• _DATA SUPPLIED_:
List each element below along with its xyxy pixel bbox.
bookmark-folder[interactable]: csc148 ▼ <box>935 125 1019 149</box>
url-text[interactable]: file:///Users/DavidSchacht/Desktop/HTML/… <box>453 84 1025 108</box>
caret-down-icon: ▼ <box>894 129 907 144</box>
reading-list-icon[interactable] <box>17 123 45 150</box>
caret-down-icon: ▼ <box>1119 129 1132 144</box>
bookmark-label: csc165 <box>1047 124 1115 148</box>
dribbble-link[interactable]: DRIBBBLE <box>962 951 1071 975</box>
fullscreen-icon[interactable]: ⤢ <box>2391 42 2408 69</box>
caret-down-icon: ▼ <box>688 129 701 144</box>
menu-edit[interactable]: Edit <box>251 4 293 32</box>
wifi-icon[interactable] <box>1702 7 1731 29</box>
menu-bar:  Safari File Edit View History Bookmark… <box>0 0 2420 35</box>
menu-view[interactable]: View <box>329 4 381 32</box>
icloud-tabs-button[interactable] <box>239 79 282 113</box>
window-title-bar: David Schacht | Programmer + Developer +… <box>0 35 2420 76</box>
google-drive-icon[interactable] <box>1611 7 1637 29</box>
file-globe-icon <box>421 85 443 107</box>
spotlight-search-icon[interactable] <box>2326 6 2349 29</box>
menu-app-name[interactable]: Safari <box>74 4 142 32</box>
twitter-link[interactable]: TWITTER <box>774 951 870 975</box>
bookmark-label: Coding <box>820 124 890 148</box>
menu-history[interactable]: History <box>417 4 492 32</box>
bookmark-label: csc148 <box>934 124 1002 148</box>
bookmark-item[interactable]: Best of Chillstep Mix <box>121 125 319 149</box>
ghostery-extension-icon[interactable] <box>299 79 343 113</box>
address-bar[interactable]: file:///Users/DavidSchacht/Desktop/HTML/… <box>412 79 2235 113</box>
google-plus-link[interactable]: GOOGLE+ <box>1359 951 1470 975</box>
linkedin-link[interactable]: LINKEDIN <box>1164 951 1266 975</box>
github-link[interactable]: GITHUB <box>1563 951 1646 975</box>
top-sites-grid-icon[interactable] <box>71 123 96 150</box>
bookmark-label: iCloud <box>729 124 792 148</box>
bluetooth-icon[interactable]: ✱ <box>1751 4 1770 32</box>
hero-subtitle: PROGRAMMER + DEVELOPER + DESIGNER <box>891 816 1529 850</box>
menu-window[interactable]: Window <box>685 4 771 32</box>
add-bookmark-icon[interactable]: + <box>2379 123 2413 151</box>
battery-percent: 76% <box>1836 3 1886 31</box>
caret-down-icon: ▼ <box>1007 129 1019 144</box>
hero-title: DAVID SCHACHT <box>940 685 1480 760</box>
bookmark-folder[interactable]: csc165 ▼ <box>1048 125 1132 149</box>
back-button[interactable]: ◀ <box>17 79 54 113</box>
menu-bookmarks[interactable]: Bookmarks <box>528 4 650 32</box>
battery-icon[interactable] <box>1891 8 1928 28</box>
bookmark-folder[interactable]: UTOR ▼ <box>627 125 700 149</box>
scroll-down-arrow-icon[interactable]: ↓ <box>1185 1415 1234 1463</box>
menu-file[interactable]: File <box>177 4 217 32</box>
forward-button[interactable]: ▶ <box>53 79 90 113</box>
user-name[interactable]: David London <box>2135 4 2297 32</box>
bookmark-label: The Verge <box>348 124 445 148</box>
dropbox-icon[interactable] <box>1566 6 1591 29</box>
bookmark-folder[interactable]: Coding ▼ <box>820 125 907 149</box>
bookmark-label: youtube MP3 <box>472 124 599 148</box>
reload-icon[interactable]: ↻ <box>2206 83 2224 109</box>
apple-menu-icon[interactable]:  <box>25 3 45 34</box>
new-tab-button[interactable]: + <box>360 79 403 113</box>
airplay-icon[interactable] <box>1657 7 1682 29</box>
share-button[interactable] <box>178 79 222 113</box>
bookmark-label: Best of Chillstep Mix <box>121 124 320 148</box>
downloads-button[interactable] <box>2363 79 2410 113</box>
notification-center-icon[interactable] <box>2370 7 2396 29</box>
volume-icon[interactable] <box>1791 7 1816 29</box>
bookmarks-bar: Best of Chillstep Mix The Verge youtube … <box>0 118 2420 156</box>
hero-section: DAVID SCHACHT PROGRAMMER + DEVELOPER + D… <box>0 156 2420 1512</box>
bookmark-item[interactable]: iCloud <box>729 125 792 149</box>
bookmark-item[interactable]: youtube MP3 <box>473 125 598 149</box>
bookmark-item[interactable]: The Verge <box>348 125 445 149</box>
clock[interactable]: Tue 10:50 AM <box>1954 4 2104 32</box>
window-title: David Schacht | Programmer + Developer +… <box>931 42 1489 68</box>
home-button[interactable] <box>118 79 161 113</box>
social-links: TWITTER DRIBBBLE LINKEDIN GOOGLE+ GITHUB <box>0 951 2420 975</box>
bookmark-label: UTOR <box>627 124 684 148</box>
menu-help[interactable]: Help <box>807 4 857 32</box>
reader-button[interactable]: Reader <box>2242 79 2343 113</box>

• _WHAT NEEDS TO BE DONE_:
Copy each item above word for word, leaving every line unchanged.

• _THE COMPLETED TASK_:
List each element below along with its xyxy pixel bbox.
bookmark-folder[interactable]: csc148 ▼ <box>935 125 1019 149</box>
url-text[interactable]: file:///Users/DavidSchacht/Desktop/HTML/… <box>453 84 1025 108</box>
caret-down-icon: ▼ <box>894 129 907 144</box>
reading-list-icon[interactable] <box>17 123 45 150</box>
caret-down-icon: ▼ <box>1119 129 1132 144</box>
bookmark-label: csc165 <box>1047 124 1115 148</box>
dribbble-link[interactable]: DRIBBBLE <box>962 951 1071 975</box>
fullscreen-icon[interactable]: ⤢ <box>2391 42 2408 69</box>
caret-down-icon: ▼ <box>688 129 701 144</box>
menu-edit[interactable]: Edit <box>251 4 293 32</box>
wifi-icon[interactable] <box>1702 7 1731 29</box>
menu-bar:  Safari File Edit View History Bookmark… <box>0 0 2420 35</box>
menu-view[interactable]: View <box>329 4 381 32</box>
icloud-tabs-button[interactable] <box>239 79 282 113</box>
window-title-bar: David Schacht | Programmer + Developer +… <box>0 35 2420 76</box>
google-drive-icon[interactable] <box>1611 7 1637 29</box>
file-globe-icon <box>421 85 443 107</box>
spotlight-search-icon[interactable] <box>2326 6 2349 29</box>
menu-app-name[interactable]: Safari <box>74 4 142 32</box>
twitter-link[interactable]: TWITTER <box>774 951 870 975</box>
bookmark-label: Coding <box>820 124 890 148</box>
menu-history[interactable]: History <box>417 4 492 32</box>
bookmark-label: csc148 <box>934 124 1002 148</box>
bookmark-item[interactable]: Best of Chillstep Mix <box>121 125 319 149</box>
ghostery-extension-icon[interactable] <box>299 79 343 113</box>
address-bar[interactable]: file:///Users/DavidSchacht/Desktop/HTML/… <box>412 79 2235 113</box>
google-plus-link[interactable]: GOOGLE+ <box>1359 951 1470 975</box>
linkedin-link[interactable]: LINKEDIN <box>1164 951 1266 975</box>
github-link[interactable]: GITHUB <box>1563 951 1646 975</box>
top-sites-grid-icon[interactable] <box>71 123 96 150</box>
bookmark-label: iCloud <box>729 124 792 148</box>
bluetooth-icon[interactable]: ✱ <box>1751 4 1770 32</box>
hero-subtitle: PROGRAMMER + DEVELOPER + DESIGNER <box>891 816 1529 850</box>
menu-window[interactable]: Window <box>685 4 771 32</box>
add-bookmark-icon[interactable]: + <box>2379 123 2413 151</box>
battery-percent: 76% <box>1836 3 1886 31</box>
caret-down-icon: ▼ <box>1007 129 1019 144</box>
hero-title: DAVID SCHACHT <box>940 685 1480 760</box>
bookmark-folder[interactable]: csc165 ▼ <box>1048 125 1132 149</box>
back-button[interactable]: ◀ <box>17 79 54 113</box>
menu-bookmarks[interactable]: Bookmarks <box>528 4 650 32</box>
battery-icon[interactable] <box>1891 8 1928 28</box>
bookmark-folder[interactable]: UTOR ▼ <box>627 125 700 149</box>
scroll-down-arrow-icon[interactable]: ↓ <box>1185 1415 1234 1463</box>
menu-file[interactable]: File <box>177 4 217 32</box>
forward-button[interactable]: ▶ <box>53 79 90 113</box>
user-name[interactable]: David London <box>2135 4 2297 32</box>
bookmark-label: The Verge <box>348 124 445 148</box>
dropbox-icon[interactable] <box>1566 6 1591 29</box>
bookmark-folder[interactable]: Coding ▼ <box>820 125 907 149</box>
bookmark-label: youtube MP3 <box>472 124 599 148</box>
reload-icon[interactable]: ↻ <box>2206 83 2224 109</box>
apple-menu-icon[interactable]:  <box>25 3 45 34</box>
new-tab-button[interactable]: + <box>360 79 403 113</box>
airplay-icon[interactable] <box>1657 7 1682 29</box>
share-button[interactable] <box>178 79 222 113</box>
bookmark-label: Best of Chillstep Mix <box>121 124 320 148</box>
downloads-button[interactable] <box>2363 79 2410 113</box>
notification-center-icon[interactable] <box>2370 7 2396 29</box>
volume-icon[interactable] <box>1791 7 1816 29</box>
bookmarks-bar: Best of Chillstep Mix The Verge youtube … <box>0 118 2420 156</box>
hero-section: DAVID SCHACHT PROGRAMMER + DEVELOPER + D… <box>0 156 2420 1512</box>
bookmark-item[interactable]: iCloud <box>729 125 792 149</box>
bookmark-item[interactable]: youtube MP3 <box>473 125 598 149</box>
bookmark-item[interactable]: The Verge <box>348 125 445 149</box>
clock[interactable]: Tue 10:50 AM <box>1954 4 2104 32</box>
window-title: David Schacht | Programmer + Developer +… <box>931 42 1489 68</box>
home-button[interactable] <box>118 79 161 113</box>
social-links: TWITTER DRIBBBLE LINKEDIN GOOGLE+ GITHUB <box>0 951 2420 975</box>
bookmark-label: UTOR <box>627 124 684 148</box>
menu-help[interactable]: Help <box>807 4 857 32</box>
reader-button[interactable]: Reader <box>2242 79 2343 113</box>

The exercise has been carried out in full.